> [Task directions]:
Leave out the pictures, and quote exactly the lines running from the one with "Convert this document image to plain text." through the last line of the entries below.

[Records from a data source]
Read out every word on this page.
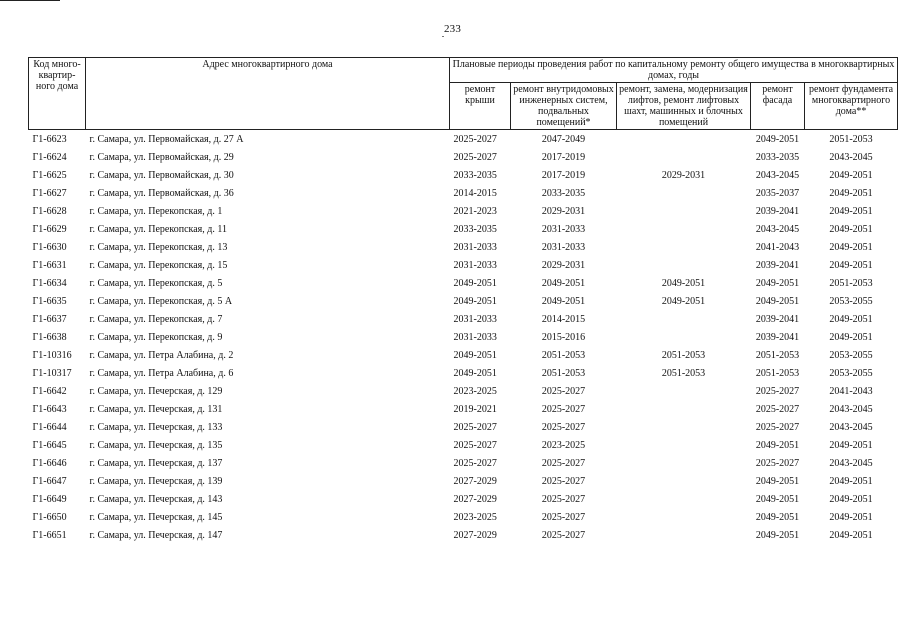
233
Код много-квартир-ного дома	Адрес многоквартирного дома	Плановые периоды проведения работ по капитальному ремонту общего имущества в многоквартирных домах, годы				
		ремонт крыши	ремонт внутридомовых инженерных систем, подвальных помещений*	ремонт, замена, модернизация лифтов, ремонт лифтовых шахт, машинных и блочных помещений	ремонт фасада	ремонт фундамента многоквартирного дома**
Г1-6623	г. Самара, ул. Первомайская, д. 27 А	2025-2027	2047-2049		2049-2051	2051-2053
Г1-6624	г. Самара, ул. Первомайская, д. 29	2025-2027	2017-2019		2033-2035	2043-2045
Г1-6625	г. Самара, ул. Первомайская, д. 30	2033-2035	2017-2019	2029-2031	2043-2045	2049-2051
Г1-6627	г. Самара, ул. Первомайская, д. 36	2014-2015	2033-2035		2035-2037	2049-2051
Г1-6628	г. Самара, ул. Перекопская, д. 1	2021-2023	2029-2031		2039-2041	2049-2051
Г1-6629	г. Самара, ул. Перекопская, д. 11	2033-2035	2031-2033		2043-2045	2049-2051
Г1-6630	г. Самара, ул. Перекопская, д. 13	2031-2033	2031-2033		2041-2043	2049-2051
Г1-6631	г. Самара, ул. Перекопская, д. 15	2031-2033	2029-2031		2039-2041	2049-2051
Г1-6634	г. Самара, ул. Перекопская, д. 5	2049-2051	2049-2051	2049-2051	2049-2051	2051-2053
Г1-6635	г. Самара, ул. Перекопская, д. 5 А	2049-2051	2049-2051	2049-2051	2049-2051	2053-2055
Г1-6637	г. Самара, ул. Перекопская, д. 7	2031-2033	2014-2015		2039-2041	2049-2051
Г1-6638	г. Самара, ул. Перекопская, д. 9	2031-2033	2015-2016		2039-2041	2049-2051
Г1-10316	г. Самара, ул. Петра Алабина, д. 2	2049-2051	2051-2053	2051-2053	2051-2053	2053-2055
Г1-10317	г. Самара, ул. Петра Алабина, д. 6	2049-2051	2051-2053	2051-2053	2051-2053	2053-2055
Г1-6642	г. Самара, ул. Печерская, д. 129	2023-2025	2025-2027		2025-2027	2041-2043
Г1-6643	г. Самара, ул. Печерская, д. 131	2019-2021	2025-2027		2025-2027	2043-2045
Г1-6644	г. Самара, ул. Печерская, д. 133	2025-2027	2025-2027		2025-2027	2043-2045
Г1-6645	г. Самара, ул. Печерская, д. 135	2025-2027	2023-2025		2049-2051	2049-2051
Г1-6646	г. Самара, ул. Печерская, д. 137	2025-2027	2025-2027		2025-2027	2043-2045
Г1-6647	г. Самара, ул. Печерская, д. 139	2027-2029	2025-2027		2049-2051	2049-2051
Г1-6649	г. Самара, ул. Печерская, д. 143	2027-2029	2025-2027		2049-2051	2049-2051
Г1-6650	г. Самара, ул. Печерская, д. 145	2023-2025	2025-2027		2049-2051	2049-2051
Г1-6651	г. Самара, ул. Печерская, д. 147	2027-2029	2025-2027		2049-2051	2049-2051
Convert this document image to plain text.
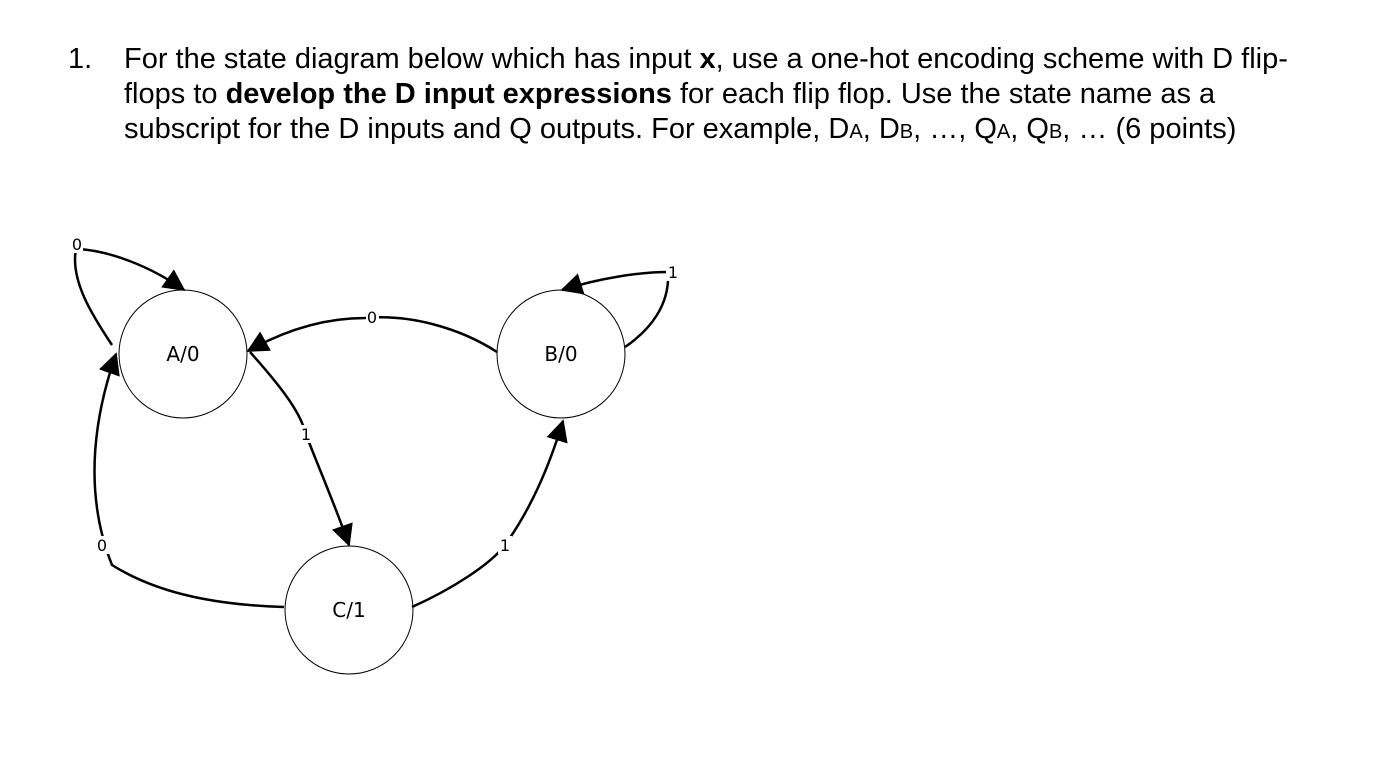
1. For the state diagram below which has input x, use a one-hot encoding scheme with D flip-flops to develop the D input expressions for each flip flop. Use the state name as a subscript for the D inputs and Q outputs. For example, DA, DB, …, QA, QB, … (6 points)
A/0	B/0
C/1
0
1
0
1
0	1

> [Task solution]:
Convert this document image to plain text.
1. For the state diagram below which has input x, use a one-hot encoding scheme with D flip-flops to develop the D input expressions for each flip flop. Use the state name as a subscript for the D inputs and Q outputs. For example, DA, DB, …, QA, QB, … (6 points)
A/0	B/0
C/1
0
1
0
1
0	1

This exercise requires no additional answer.